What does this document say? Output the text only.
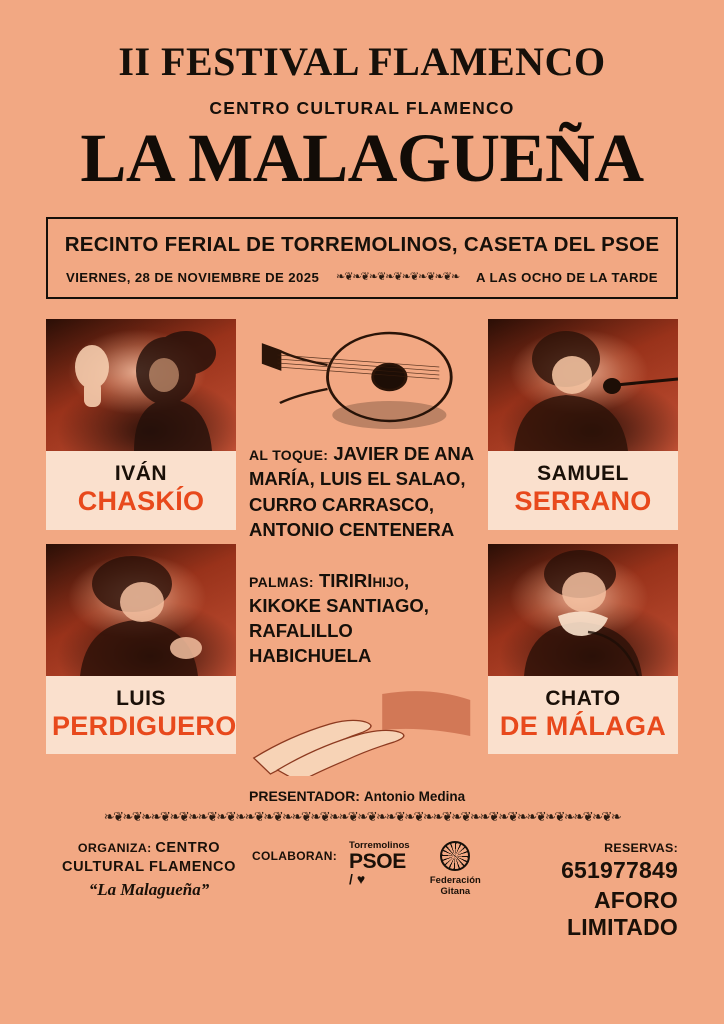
II FESTIVAL FLAMENCO
CENTRO CULTURAL FLAMENCO
LA MALAGUEÑA
RECINTO FERIAL DE TORREMOLINOS, CASETA DEL PSOE
VIERNES, 28 DE NOVIEMBRE DE 2025	❧❦❧❦❧❦❧❦❧❦❧❦❧❦❧	A LAS OCHO DE LA TARDE
IVÁN
CHASKÍO
LUIS
PERDIGUERO
AL TOQUE: JAVIER DE ANA MARÍA, LUIS EL SALAO, CURRO CARRASCO, ANTONIO CENTENERA
PALMAS: TIRIRIHIJO, KIKOKE SANTIAGO, RAFALILLO HABICHUELA
PRESENTADOR: Antonio Medina
SAMUEL
SERRANO
CHATO
DE MÁLAGA
❧❦❧❦❧❧❦❧❦❧❧❦❧❦❧❧❦❧❦❧❧❦❧❦❧❧❦❧❦❧❧❦❧❦❧❧❦❧❦❧❧❦❧❦❧❧❦❧❦❧❧❦❧❦❧
ORGANIZA: CENTRO CULTURAL FLAMENCO
“La Malagueña”
COLABORAN:
Torremolinos
PSOE
/ ♥	Federación Gitana
RESERVAS: 651977849
AFORO LIMITADO
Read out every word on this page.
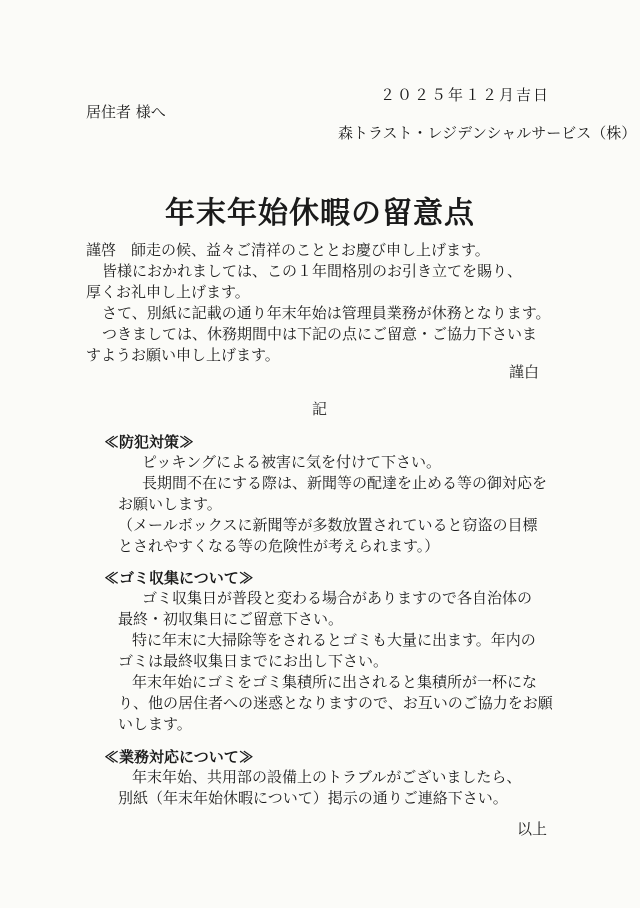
２０２５年１２月吉日
居住者 様へ
森トラスト・レジデンシャルサービス（株）
年末年始休暇の留意点
謹啓　師走の候、益々ご清祥のこととお慶び申し上げます。
皆様におかれましては、この１年間格別のお引き立てを賜り、
厚くお礼申し上げます。
さて、別紙に記載の通り年末年始は管理員業務が休務となります。
つきましては、休務期間中は下記の点にご留意・ご協力下さいま
すようお願い申し上げます。
謹白
記
≪防犯対策≫
ピッキングによる被害に気を付けて下さい。
長期間不在にする際は、新聞等の配達を止める等の御対応を
お願いします。
（メールボックスに新聞等が多数放置されていると窃盗の目標
とされやすくなる等の危険性が考えられます。）
≪ゴミ収集について≫
ゴミ収集日が普段と変わる場合がありますので各自治体の
最終・初収集日にご留意下さい。
特に年末に大掃除等をされるとゴミも大量に出ます。年内の
ゴミは最終収集日までにお出し下さい。
年末年始にゴミをゴミ集積所に出されると集積所が一杯にな
り、他の居住者への迷惑となりますので、お互いのご協力をお願
いします。
≪業務対応について≫
年末年始、共用部の設備上のトラブルがございましたら、
別紙（年末年始休暇について）掲示の通りご連絡下さい。
以上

### Challenge
Verbatim reproduction of every record is required; images are left out.

### Solution to the problem
What does this document say? Output the text only.
II FESTIVAL FLAMENCO
CENTRO CULTURAL FLAMENCO
LA MALAGUEÑA
RECINTO FERIAL DE TORREMOLINOS, CASETA DEL PSOE
VIERNES, 28 DE NOVIEMBRE DE 2025	❧❦❧❦❧❦❧❦❧❦❧❦❧❦❧	A LAS OCHO DE LA TARDE
IVÁN
CHASKÍO
LUIS
PERDIGUERO
AL TOQUE: JAVIER DE ANA MARÍA, LUIS EL SALAO, CURRO CARRASCO, ANTONIO CENTENERA
PALMAS: TIRIRIHIJO, KIKOKE SANTIAGO, RAFALILLO HABICHUELA
PRESENTADOR: Antonio Medina
SAMUEL
SERRANO
CHATO
DE MÁLAGA
❧❦❧❦❧❧❦❧❦❧❧❦❧❦❧❧❦❧❦❧❧❦❧❦❧❧❦❧❦❧❧❦❧❦❧❧❦❧❦❧❧❦❧❦❧❧❦❧❦❧❧❦❧❦❧
ORGANIZA: CENTRO CULTURAL FLAMENCO
“La Malagueña”
COLABORAN:
Torremolinos
PSOE
/ ♥	Federación Gitana
RESERVAS: 651977849
AFORO LIMITADO
Read out every word on this page.
２０２５年１２月吉日
居住者 様へ
森トラスト・レジデンシャルサービス（株）
年末年始休暇の留意点
謹啓　師走の候、益々ご清祥のこととお慶び申し上げます。
皆様におかれましては、この１年間格別のお引き立てを賜り、
厚くお礼申し上げます。
さて、別紙に記載の通り年末年始は管理員業務が休務となります。
つきましては、休務期間中は下記の点にご留意・ご協力下さいま
すようお願い申し上げます。
謹白
記
≪防犯対策≫
ピッキングによる被害に気を付けて下さい。
長期間不在にする際は、新聞等の配達を止める等の御対応を
お願いします。
（メールボックスに新聞等が多数放置されていると窃盗の目標
とされやすくなる等の危険性が考えられます。）
≪ゴミ収集について≫
ゴミ収集日が普段と変わる場合がありますので各自治体の
最終・初収集日にご留意下さい。
特に年末に大掃除等をされるとゴミも大量に出ます。年内の
ゴミは最終収集日までにお出し下さい。
年末年始にゴミをゴミ集積所に出されると集積所が一杯にな
り、他の居住者への迷惑となりますので、お互いのご協力をお願
いします。
≪業務対応について≫
年末年始、共用部の設備上のトラブルがございましたら、
別紙（年末年始休暇について）掲示の通りご連絡下さい。
以上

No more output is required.